## BEGIN Data entries
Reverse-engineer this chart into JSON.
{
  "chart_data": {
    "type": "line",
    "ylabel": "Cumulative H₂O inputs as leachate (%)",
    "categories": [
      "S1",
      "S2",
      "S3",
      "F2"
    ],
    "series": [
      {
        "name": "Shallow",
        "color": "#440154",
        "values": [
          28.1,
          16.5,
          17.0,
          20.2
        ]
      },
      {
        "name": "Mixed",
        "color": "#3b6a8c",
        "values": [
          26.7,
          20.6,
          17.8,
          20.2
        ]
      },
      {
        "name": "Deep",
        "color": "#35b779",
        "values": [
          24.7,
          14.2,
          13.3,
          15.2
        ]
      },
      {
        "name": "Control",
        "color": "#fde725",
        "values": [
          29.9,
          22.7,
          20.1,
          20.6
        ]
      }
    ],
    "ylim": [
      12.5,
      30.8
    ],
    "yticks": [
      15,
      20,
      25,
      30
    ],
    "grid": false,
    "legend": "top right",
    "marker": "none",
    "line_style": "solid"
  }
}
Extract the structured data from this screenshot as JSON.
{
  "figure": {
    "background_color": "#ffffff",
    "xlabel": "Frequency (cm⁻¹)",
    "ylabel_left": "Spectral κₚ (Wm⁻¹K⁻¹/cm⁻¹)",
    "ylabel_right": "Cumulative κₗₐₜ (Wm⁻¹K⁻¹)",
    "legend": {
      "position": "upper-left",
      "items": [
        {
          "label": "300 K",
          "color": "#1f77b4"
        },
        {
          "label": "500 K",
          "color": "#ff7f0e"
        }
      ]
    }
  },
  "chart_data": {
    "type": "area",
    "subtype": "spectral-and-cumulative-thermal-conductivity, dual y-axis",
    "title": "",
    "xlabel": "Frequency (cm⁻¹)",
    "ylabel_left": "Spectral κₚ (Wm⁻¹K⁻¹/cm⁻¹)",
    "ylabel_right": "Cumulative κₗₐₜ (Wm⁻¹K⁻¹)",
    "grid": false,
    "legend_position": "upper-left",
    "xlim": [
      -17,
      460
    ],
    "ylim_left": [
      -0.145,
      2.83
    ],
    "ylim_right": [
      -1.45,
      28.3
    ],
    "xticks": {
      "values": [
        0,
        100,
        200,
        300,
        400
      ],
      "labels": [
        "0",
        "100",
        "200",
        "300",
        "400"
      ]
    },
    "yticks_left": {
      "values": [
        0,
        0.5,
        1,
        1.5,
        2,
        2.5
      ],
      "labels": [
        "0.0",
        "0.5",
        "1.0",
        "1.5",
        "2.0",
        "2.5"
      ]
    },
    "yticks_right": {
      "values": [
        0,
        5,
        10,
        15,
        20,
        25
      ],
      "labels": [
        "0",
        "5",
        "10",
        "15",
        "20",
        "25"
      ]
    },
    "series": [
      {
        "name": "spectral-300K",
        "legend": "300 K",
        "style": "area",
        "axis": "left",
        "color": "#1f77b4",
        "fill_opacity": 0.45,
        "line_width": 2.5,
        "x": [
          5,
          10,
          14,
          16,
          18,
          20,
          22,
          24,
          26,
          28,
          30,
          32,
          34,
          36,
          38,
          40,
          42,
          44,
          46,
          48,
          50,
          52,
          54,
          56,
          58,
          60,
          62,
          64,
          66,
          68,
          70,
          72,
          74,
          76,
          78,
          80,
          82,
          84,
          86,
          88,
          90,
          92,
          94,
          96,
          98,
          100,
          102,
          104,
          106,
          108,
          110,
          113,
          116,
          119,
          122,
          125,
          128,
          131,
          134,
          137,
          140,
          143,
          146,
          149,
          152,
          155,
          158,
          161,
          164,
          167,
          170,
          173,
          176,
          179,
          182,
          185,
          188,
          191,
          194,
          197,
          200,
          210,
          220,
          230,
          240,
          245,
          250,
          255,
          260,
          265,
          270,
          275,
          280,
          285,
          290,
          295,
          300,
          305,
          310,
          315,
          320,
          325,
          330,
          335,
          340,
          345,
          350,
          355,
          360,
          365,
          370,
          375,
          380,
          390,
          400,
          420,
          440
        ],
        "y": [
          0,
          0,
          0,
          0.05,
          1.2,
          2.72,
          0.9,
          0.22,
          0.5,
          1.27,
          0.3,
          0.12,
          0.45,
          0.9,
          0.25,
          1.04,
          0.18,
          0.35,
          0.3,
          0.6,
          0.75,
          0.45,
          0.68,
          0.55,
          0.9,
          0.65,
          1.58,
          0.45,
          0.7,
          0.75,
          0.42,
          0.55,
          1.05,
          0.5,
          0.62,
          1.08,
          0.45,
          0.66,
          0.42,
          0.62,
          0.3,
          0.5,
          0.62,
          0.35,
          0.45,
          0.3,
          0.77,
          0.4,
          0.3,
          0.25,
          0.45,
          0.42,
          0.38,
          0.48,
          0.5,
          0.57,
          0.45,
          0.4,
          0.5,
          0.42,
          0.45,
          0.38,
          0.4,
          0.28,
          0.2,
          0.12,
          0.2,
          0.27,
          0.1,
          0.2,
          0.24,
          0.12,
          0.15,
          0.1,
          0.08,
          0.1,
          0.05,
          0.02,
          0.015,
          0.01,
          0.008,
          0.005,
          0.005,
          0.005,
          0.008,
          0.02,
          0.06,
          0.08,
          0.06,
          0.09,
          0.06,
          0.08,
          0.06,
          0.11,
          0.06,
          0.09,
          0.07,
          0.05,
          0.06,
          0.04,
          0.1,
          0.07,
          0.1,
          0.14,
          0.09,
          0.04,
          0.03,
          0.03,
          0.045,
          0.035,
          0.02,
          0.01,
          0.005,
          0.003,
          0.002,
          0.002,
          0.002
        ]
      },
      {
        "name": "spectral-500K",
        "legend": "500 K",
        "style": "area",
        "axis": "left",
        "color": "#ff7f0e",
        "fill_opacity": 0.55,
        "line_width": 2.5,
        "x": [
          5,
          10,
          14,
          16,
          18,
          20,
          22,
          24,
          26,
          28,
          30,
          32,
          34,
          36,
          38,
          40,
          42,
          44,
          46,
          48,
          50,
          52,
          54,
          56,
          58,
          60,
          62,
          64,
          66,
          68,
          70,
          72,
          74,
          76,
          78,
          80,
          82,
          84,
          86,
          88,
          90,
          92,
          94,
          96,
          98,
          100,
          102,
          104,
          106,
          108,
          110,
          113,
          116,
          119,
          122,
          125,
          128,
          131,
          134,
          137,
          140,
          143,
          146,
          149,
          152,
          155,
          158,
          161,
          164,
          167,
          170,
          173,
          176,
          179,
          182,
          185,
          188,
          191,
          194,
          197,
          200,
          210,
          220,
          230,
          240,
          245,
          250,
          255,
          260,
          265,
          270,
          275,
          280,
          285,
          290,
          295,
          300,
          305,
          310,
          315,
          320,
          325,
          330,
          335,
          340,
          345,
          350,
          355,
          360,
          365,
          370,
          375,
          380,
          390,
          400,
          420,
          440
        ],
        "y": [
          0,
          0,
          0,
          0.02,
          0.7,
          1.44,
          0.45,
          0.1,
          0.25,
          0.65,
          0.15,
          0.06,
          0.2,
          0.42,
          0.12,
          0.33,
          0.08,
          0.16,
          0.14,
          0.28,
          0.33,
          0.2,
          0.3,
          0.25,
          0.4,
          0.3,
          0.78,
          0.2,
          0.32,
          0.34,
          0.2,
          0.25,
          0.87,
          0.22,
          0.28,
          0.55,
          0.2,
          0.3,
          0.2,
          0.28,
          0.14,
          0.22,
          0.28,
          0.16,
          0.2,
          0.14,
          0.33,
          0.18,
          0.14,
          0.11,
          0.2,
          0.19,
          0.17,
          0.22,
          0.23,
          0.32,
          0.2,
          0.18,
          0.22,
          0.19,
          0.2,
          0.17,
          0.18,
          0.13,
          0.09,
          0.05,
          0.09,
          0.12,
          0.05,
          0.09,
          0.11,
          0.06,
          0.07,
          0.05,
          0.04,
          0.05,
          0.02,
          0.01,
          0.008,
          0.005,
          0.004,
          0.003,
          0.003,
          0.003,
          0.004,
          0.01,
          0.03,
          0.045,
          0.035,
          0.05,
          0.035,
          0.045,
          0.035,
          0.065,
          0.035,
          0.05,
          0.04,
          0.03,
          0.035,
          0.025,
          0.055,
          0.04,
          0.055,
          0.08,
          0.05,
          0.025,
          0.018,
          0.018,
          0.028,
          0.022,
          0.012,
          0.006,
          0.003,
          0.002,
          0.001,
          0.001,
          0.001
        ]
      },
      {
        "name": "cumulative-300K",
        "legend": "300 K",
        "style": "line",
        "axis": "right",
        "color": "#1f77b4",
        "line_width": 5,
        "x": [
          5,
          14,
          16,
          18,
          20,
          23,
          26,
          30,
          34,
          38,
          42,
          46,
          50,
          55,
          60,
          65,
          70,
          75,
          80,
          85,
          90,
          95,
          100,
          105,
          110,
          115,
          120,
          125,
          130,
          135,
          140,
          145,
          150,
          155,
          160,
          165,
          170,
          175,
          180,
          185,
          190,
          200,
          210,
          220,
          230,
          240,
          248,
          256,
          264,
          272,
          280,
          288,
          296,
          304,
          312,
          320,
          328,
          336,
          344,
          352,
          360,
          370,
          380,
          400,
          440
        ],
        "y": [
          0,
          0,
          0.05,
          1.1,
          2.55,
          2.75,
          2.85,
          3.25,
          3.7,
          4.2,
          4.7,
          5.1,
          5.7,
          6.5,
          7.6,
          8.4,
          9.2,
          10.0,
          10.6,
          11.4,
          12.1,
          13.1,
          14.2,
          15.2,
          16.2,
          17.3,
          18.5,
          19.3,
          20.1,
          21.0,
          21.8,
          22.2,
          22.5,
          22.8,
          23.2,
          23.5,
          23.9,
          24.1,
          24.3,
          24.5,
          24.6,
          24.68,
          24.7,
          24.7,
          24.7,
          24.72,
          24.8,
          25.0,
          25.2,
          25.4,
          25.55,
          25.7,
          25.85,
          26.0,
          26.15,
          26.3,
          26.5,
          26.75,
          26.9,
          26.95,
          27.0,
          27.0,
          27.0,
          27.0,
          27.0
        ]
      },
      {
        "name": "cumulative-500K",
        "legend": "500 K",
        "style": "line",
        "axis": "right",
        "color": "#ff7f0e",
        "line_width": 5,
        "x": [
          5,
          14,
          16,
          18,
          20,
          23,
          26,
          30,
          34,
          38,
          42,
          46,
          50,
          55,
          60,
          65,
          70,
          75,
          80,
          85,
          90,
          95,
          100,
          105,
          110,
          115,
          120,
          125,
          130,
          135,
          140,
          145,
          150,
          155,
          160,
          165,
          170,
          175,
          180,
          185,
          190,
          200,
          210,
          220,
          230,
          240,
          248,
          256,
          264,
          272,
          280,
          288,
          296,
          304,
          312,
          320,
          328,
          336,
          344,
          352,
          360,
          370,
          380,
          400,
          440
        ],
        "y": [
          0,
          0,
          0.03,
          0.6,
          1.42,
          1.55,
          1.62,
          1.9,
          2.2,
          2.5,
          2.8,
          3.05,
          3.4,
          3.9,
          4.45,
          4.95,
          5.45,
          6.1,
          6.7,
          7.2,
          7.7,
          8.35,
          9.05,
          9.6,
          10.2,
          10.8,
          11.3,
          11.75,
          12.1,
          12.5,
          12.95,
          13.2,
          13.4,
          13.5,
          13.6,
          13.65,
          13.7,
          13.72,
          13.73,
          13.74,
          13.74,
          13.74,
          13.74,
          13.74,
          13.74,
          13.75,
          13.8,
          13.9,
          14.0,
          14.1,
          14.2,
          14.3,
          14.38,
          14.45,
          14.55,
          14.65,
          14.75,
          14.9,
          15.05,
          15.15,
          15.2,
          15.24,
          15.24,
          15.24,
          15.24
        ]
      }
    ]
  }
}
## END Data entries
*Given task*
From the entries above, copy each line holding "this".

*Output of the exercise*
Reverse-engineer this chart into JSON.
Extract the structured data from this screenshot as JSON.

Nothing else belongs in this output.